[Entries taken from a collection]
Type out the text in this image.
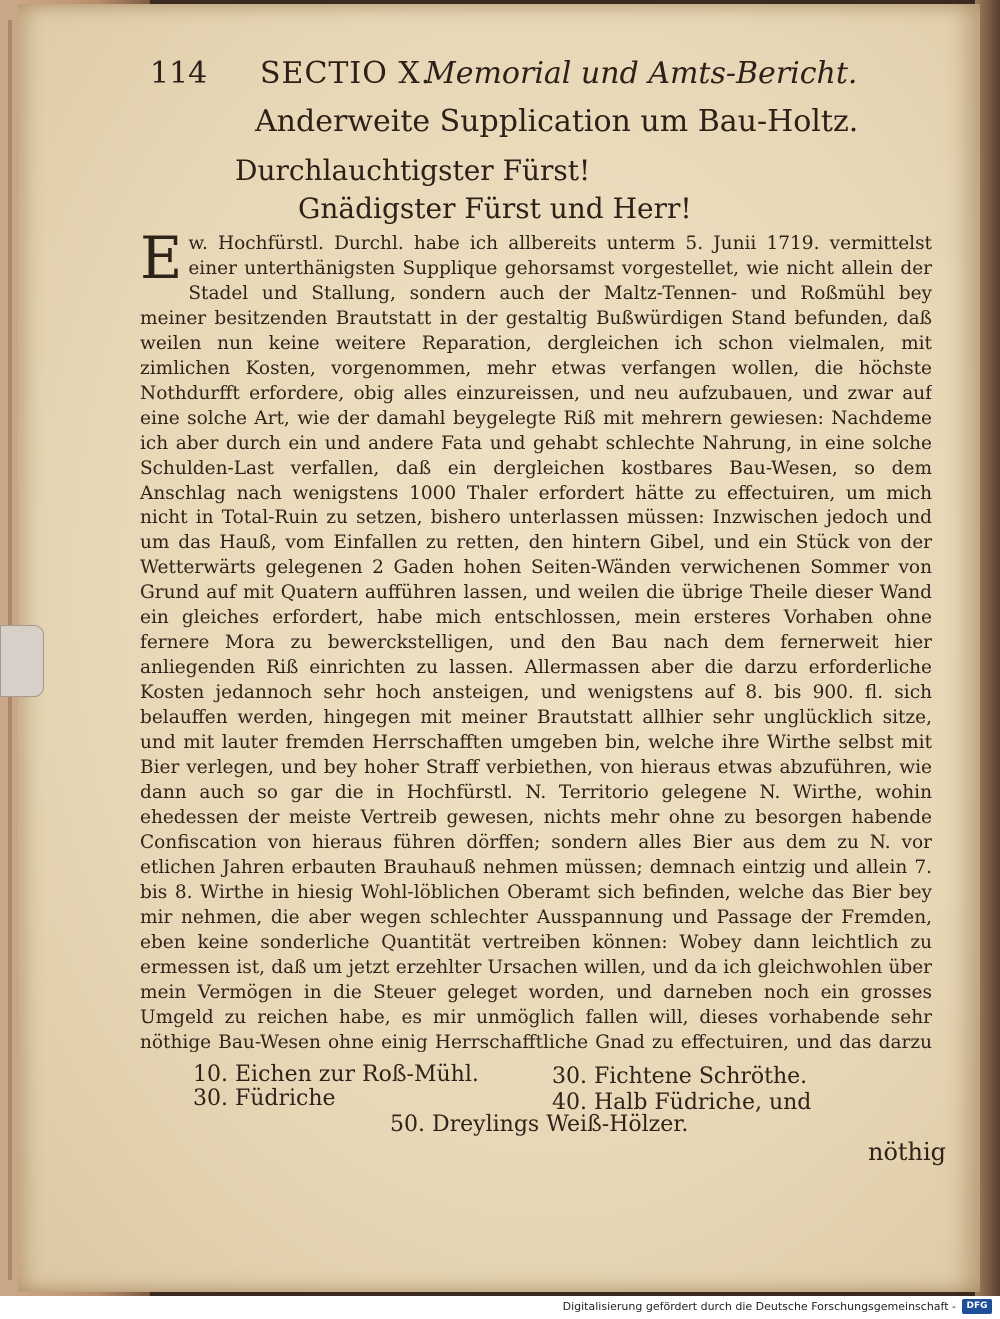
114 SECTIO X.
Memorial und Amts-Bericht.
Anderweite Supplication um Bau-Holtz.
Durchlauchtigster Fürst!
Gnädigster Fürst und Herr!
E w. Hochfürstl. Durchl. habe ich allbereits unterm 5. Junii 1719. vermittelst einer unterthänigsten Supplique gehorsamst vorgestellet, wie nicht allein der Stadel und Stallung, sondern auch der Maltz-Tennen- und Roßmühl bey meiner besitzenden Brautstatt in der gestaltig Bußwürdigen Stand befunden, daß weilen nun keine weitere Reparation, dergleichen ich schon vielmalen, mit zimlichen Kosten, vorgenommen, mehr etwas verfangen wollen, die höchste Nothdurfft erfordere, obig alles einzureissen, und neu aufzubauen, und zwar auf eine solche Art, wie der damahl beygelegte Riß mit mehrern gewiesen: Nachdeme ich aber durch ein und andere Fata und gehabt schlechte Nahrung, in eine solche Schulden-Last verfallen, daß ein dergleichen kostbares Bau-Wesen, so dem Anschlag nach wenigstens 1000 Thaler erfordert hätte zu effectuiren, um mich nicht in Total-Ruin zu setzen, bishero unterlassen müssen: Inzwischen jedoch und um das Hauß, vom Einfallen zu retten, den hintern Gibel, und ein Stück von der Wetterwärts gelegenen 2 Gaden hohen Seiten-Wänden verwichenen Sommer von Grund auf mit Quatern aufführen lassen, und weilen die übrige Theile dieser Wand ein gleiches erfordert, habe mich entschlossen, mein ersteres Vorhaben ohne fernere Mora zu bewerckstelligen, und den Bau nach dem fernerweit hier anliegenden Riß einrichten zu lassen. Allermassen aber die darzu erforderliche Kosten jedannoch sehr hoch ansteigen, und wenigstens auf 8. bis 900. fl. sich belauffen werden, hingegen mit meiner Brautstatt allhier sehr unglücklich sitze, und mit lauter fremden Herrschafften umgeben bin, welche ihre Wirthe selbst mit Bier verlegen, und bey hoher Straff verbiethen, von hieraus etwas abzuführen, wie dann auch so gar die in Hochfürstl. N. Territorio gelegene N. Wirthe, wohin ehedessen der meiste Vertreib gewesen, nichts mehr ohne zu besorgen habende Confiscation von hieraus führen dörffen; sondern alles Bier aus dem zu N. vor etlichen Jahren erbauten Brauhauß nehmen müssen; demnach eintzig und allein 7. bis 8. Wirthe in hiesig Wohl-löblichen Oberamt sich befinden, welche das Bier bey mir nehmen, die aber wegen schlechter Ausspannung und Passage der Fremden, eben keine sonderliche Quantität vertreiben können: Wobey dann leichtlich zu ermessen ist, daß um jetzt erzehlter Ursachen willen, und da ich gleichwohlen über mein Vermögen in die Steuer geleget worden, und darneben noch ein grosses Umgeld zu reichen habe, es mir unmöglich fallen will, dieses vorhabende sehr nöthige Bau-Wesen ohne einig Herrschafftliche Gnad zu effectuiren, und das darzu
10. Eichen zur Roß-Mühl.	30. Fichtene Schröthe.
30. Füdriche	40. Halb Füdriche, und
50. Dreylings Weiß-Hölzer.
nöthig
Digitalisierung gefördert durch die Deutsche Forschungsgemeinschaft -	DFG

--

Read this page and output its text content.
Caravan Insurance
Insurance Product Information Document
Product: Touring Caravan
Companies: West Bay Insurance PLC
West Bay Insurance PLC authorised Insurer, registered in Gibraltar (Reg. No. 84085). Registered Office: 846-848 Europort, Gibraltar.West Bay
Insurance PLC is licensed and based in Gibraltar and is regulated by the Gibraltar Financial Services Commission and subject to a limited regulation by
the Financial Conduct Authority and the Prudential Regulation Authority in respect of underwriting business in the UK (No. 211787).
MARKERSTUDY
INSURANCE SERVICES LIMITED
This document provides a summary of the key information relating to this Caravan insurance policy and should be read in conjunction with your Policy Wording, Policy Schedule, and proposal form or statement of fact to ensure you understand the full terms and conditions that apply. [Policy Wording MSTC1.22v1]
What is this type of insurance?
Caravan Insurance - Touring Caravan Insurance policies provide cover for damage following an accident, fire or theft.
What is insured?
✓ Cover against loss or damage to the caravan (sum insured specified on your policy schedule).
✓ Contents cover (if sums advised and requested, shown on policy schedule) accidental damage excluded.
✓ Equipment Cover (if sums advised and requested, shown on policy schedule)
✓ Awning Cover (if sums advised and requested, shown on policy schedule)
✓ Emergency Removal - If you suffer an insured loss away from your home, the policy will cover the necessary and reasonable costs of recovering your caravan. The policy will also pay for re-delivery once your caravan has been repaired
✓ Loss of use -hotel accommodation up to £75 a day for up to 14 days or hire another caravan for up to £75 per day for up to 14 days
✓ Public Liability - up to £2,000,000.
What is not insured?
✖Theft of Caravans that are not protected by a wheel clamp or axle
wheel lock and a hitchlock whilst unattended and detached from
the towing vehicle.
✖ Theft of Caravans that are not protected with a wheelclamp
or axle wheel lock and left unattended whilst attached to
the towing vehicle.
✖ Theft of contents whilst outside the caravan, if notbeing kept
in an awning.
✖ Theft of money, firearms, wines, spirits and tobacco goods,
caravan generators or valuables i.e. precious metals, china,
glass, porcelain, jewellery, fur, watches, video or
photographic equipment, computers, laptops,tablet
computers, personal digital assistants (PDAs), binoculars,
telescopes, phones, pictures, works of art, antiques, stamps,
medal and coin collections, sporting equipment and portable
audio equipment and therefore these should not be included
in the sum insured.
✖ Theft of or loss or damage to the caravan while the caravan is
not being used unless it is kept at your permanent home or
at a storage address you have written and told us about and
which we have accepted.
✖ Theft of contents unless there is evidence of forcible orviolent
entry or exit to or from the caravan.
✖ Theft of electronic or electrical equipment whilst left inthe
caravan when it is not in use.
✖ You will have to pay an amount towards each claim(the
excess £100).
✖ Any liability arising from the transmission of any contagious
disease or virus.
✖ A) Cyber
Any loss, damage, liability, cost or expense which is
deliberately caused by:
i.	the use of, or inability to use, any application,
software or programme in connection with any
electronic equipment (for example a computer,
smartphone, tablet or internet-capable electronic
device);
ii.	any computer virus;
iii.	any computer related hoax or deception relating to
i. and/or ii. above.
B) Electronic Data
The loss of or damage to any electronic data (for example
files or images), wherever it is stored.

» TASK ITEM:
Please determine the number of lines in the records above that include the string "West", and answer with that number only.

» ANSWER BELOW:
2